▸ WHAT TO DO: Repeat each line word for word.

####################

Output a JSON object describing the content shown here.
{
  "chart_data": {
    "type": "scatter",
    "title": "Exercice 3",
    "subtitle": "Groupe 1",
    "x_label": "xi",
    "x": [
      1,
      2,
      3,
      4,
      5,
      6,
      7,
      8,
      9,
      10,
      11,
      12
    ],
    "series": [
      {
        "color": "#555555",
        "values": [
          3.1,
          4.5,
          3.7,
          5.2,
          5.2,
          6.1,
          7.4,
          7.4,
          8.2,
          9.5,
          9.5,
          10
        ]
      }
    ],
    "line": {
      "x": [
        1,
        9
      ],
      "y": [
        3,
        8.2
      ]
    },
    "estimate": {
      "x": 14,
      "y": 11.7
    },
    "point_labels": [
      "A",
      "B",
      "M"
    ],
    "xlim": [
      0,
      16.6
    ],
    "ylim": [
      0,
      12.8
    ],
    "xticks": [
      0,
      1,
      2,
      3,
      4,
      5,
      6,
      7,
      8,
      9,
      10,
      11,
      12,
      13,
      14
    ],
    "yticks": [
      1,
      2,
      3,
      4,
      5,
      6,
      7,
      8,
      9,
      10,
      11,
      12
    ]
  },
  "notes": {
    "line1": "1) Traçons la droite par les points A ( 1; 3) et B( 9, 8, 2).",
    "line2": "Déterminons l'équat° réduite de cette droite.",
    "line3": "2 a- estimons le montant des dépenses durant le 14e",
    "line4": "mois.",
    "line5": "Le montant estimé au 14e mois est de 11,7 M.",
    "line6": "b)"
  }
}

####################

▸ COMPLETED TASK:
Output a JSON object describing the content shown here.
{
  "chart_data": {
    "type": "scatter",
    "title": "Exercice 3",
    "subtitle": "Groupe 1",
    "x_label": "xi",
    "x": [
      1,
      2,
      3,
      4,
      5,
      6,
      7,
      8,
      9,
      10,
      11,
      12
    ],
    "series": [
      {
        "color": "#555555",
        "values": [
          3.1,
          4.5,
          3.7,
          5.2,
          5.2,
          6.1,
          7.4,
          7.4,
          8.2,
          9.5,
          9.5,
          10
        ]
      }
    ],
    "line": {
      "x": [
        1,
        9
      ],
      "y": [
        3,
        8.2
      ]
    },
    "estimate": {
      "x": 14,
      "y": 11.7
    },
    "point_labels": [
      "A",
      "B",
      "M"
    ],
    "xlim": [
      0,
      16.6
    ],
    "ylim": [
      0,
      12.8
    ],
    "xticks": [
      0,
      1,
      2,
      3,
      4,
      5,
      6,
      7,
      8,
      9,
      10,
      11,
      12,
      13,
      14
    ],
    "yticks": [
      1,
      2,
      3,
      4,
      5,
      6,
      7,
      8,
      9,
      10,
      11,
      12
    ]
  },
  "notes": {
    "line1": "1) Traçons la droite par les points A ( 1; 3) et B( 9, 8, 2).",
    "line2": "Déterminons l'équat° réduite de cette droite.",
    "line3": "2 a- estimons le montant des dépenses durant le 14e",
    "line4": "mois.",
    "line5": "Le montant estimé au 14e mois est de 11,7 M.",
    "line6": "b)"
  }
}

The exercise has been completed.